▼

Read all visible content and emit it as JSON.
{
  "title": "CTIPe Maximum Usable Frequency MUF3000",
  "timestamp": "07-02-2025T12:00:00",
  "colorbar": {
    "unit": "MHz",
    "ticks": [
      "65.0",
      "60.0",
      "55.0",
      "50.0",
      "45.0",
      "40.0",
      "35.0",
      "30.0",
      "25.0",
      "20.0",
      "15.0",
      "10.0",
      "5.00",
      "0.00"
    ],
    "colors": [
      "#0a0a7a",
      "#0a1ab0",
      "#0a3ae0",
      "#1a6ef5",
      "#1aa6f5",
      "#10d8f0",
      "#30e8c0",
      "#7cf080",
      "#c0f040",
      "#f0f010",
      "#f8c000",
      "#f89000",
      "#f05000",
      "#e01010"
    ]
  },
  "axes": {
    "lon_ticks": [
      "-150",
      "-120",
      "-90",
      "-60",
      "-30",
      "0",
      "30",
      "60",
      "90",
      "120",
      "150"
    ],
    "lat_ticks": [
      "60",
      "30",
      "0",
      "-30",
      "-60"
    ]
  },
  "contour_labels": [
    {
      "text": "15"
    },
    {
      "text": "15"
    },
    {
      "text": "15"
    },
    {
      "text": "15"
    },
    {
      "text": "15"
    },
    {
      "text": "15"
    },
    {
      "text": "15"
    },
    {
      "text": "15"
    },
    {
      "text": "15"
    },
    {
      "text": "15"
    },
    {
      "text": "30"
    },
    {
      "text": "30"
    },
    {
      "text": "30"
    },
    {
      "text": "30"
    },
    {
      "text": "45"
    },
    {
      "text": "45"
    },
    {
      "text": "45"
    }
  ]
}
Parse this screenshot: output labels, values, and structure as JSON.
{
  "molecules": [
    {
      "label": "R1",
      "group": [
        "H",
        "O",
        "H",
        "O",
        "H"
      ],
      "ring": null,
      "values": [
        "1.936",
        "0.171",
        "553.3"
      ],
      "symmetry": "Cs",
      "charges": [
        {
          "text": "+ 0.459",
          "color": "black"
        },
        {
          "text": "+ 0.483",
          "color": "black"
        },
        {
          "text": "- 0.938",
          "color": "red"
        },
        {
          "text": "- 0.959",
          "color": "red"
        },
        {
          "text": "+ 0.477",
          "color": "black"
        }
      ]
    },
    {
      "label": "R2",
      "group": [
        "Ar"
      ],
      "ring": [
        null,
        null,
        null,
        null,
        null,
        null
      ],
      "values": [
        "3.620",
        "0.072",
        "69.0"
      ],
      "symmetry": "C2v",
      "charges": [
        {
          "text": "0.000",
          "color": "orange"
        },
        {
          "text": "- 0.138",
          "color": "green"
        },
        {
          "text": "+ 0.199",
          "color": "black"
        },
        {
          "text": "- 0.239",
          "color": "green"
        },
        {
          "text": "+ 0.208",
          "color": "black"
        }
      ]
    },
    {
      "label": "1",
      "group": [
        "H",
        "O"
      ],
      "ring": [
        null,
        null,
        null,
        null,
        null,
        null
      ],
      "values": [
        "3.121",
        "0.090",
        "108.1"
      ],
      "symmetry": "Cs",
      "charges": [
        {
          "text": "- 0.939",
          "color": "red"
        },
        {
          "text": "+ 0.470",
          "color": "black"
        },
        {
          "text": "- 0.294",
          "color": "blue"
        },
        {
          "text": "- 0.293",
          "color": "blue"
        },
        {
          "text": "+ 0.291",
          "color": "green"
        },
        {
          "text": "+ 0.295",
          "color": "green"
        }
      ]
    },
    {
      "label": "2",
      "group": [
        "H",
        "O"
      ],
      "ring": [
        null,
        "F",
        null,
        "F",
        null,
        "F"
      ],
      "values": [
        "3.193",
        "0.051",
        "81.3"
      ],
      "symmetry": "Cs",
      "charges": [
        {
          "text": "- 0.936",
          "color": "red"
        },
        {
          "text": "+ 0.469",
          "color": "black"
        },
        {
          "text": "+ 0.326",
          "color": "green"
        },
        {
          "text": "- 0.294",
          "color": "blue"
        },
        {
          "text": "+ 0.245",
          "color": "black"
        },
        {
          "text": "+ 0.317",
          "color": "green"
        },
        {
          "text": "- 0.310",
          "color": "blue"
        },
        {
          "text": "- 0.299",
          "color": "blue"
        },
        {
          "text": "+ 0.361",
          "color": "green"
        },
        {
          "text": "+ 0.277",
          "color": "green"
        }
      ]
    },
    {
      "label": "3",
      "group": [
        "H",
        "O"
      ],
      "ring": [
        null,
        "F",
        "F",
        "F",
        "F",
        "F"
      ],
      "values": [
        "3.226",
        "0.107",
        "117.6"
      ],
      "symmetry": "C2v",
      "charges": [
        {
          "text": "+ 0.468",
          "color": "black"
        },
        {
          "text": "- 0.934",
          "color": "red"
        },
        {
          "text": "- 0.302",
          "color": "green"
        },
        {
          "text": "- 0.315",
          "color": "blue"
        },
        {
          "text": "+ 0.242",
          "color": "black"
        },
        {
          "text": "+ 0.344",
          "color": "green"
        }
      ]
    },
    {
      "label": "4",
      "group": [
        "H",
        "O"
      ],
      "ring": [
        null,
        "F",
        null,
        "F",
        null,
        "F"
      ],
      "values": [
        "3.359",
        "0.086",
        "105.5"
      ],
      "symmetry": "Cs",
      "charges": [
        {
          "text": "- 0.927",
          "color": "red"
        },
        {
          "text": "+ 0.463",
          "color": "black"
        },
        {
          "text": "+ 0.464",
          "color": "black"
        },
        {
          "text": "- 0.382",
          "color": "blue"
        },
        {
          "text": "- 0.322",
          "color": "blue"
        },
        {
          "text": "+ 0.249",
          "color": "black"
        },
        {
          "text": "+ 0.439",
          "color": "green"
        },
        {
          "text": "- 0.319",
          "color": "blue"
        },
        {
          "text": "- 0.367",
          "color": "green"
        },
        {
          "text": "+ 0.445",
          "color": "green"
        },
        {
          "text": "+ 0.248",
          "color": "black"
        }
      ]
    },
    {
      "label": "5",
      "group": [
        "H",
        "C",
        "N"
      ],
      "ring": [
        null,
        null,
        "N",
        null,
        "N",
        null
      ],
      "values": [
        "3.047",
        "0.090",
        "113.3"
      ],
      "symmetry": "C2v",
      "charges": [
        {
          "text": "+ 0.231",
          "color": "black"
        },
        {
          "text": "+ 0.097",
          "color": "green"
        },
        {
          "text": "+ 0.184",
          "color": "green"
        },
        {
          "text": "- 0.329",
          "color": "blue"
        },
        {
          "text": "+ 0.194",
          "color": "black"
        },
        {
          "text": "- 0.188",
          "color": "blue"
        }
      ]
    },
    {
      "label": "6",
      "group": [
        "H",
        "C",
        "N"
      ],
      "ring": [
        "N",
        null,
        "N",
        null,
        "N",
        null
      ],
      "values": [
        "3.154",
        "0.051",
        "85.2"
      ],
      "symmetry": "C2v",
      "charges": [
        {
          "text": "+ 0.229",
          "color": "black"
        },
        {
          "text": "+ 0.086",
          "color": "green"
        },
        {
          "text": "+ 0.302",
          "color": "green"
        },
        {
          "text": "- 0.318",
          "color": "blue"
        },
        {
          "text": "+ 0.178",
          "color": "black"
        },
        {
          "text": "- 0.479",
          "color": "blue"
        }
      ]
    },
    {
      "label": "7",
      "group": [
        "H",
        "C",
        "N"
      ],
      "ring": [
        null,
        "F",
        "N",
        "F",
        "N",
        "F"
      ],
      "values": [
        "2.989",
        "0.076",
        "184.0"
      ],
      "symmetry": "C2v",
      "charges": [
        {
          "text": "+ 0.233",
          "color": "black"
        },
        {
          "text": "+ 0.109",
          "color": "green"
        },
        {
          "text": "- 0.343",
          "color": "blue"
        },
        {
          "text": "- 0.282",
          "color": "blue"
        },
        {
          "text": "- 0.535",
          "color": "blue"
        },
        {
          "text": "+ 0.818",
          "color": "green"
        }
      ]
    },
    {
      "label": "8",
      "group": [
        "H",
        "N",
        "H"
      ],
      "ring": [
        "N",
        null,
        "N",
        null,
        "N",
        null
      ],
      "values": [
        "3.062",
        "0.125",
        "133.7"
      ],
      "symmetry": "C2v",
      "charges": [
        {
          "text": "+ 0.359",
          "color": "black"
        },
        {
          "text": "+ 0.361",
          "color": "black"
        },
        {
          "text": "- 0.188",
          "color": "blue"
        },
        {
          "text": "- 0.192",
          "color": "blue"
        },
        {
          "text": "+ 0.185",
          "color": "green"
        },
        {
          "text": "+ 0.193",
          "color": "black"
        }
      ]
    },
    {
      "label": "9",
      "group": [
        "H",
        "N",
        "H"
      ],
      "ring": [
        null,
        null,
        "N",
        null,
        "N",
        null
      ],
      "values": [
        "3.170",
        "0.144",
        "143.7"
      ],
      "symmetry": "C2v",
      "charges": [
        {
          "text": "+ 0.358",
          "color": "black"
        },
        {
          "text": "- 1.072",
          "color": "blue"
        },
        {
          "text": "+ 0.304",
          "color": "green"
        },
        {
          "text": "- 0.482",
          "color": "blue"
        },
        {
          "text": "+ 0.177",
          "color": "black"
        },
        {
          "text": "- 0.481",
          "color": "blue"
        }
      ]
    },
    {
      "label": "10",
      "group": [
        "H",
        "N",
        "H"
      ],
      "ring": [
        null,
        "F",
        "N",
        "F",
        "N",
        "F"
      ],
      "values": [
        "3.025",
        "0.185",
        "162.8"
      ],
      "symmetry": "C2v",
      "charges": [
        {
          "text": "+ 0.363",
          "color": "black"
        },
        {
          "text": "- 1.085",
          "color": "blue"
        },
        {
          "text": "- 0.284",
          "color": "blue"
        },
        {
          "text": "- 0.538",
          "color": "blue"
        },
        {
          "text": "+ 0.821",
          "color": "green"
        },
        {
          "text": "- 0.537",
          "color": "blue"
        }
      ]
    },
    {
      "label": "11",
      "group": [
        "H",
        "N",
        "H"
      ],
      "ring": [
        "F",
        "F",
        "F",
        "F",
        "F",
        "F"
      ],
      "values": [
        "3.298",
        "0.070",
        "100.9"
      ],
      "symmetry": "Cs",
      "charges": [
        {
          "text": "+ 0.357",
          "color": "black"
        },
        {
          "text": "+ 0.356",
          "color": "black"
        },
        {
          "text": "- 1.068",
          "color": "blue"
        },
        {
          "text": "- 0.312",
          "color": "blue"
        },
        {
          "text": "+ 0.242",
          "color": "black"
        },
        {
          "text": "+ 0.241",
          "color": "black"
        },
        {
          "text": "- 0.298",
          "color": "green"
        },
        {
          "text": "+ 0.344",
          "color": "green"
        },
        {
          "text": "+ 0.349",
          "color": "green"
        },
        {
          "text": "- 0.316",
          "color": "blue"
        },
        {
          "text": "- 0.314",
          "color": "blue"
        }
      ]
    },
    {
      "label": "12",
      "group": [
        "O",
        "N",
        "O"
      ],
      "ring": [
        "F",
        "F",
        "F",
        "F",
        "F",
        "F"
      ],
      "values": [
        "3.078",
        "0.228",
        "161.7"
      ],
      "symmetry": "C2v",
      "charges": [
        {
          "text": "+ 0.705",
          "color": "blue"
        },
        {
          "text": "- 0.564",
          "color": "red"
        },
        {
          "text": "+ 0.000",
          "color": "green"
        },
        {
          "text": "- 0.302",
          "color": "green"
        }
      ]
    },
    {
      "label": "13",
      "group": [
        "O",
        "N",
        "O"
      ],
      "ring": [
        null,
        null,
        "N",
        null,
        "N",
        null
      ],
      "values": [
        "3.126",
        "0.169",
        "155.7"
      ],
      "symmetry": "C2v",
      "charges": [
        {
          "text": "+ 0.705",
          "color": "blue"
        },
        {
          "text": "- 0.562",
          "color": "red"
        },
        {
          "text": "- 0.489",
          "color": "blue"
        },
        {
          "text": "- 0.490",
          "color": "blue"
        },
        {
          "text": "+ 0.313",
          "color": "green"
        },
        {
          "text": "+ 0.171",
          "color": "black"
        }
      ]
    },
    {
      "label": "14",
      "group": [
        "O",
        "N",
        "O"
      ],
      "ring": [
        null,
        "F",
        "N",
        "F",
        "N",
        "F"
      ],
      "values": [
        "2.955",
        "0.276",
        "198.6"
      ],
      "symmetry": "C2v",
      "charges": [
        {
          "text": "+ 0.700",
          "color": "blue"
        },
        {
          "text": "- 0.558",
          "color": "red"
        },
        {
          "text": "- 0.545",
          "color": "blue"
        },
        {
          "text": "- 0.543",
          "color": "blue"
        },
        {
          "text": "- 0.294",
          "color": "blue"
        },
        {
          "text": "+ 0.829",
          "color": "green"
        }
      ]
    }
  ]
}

▲

**TO BE DONE**
Copy out every line with the word "JSON".

**THE OUTPUT**
Read all visible content and emit it as JSON.
Parse this screenshot: output labels, values, and structure as JSON.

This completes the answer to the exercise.